[Short task] Copy out the rows from the line containing "data-point (679, 771, 689, 781)" through the last row, including both ends.

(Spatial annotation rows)
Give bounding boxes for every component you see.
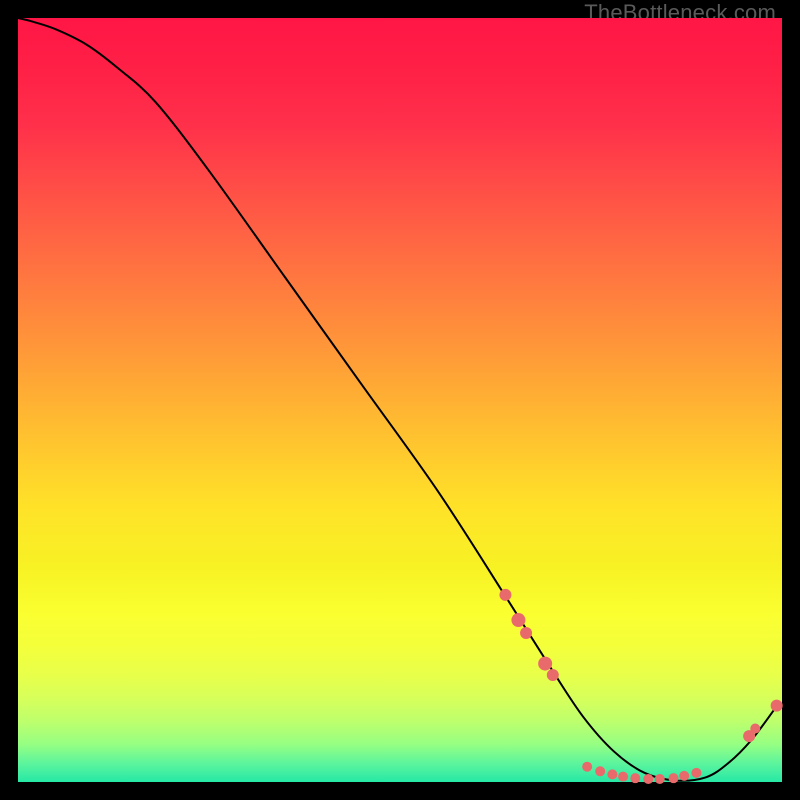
data-point (679, 771, 689, 781)
data-point (538, 657, 552, 671)
data-point (643, 774, 653, 784)
data-point (750, 724, 760, 734)
data-point (520, 627, 532, 639)
data-point (607, 769, 617, 779)
data-point (547, 669, 559, 681)
bottleneck-curve (18, 18, 774, 781)
data-point (655, 774, 665, 784)
data-point (582, 762, 592, 772)
plot-area (18, 18, 782, 782)
data-point (691, 768, 701, 778)
data-point (771, 700, 783, 712)
data-point (669, 773, 679, 783)
marker-layer (499, 589, 782, 784)
chart-svg (18, 18, 782, 782)
outer-frame: TheBottleneck.com (0, 0, 800, 800)
data-point (595, 766, 605, 776)
data-point (499, 589, 511, 601)
data-point (618, 772, 628, 782)
data-point (630, 773, 640, 783)
data-point (511, 613, 525, 627)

[Exercise solution]
data-point (679, 771, 689, 781)
data-point (538, 657, 552, 671)
data-point (643, 774, 653, 784)
data-point (750, 724, 760, 734)
data-point (520, 627, 532, 639)
data-point (607, 769, 617, 779)
data-point (547, 669, 559, 681)
bottleneck-curve (18, 18, 774, 781)
data-point (655, 774, 665, 784)
data-point (582, 762, 592, 772)
plot-area (18, 18, 782, 782)
data-point (691, 768, 701, 778)
data-point (771, 700, 783, 712)
data-point (669, 773, 679, 783)
marker-layer (499, 589, 782, 784)
chart-svg (18, 18, 782, 782)
outer-frame: TheBottleneck.com (0, 0, 800, 800)
data-point (595, 766, 605, 776)
data-point (499, 589, 511, 601)
data-point (618, 772, 628, 782)
data-point (630, 773, 640, 783)
data-point (511, 613, 525, 627)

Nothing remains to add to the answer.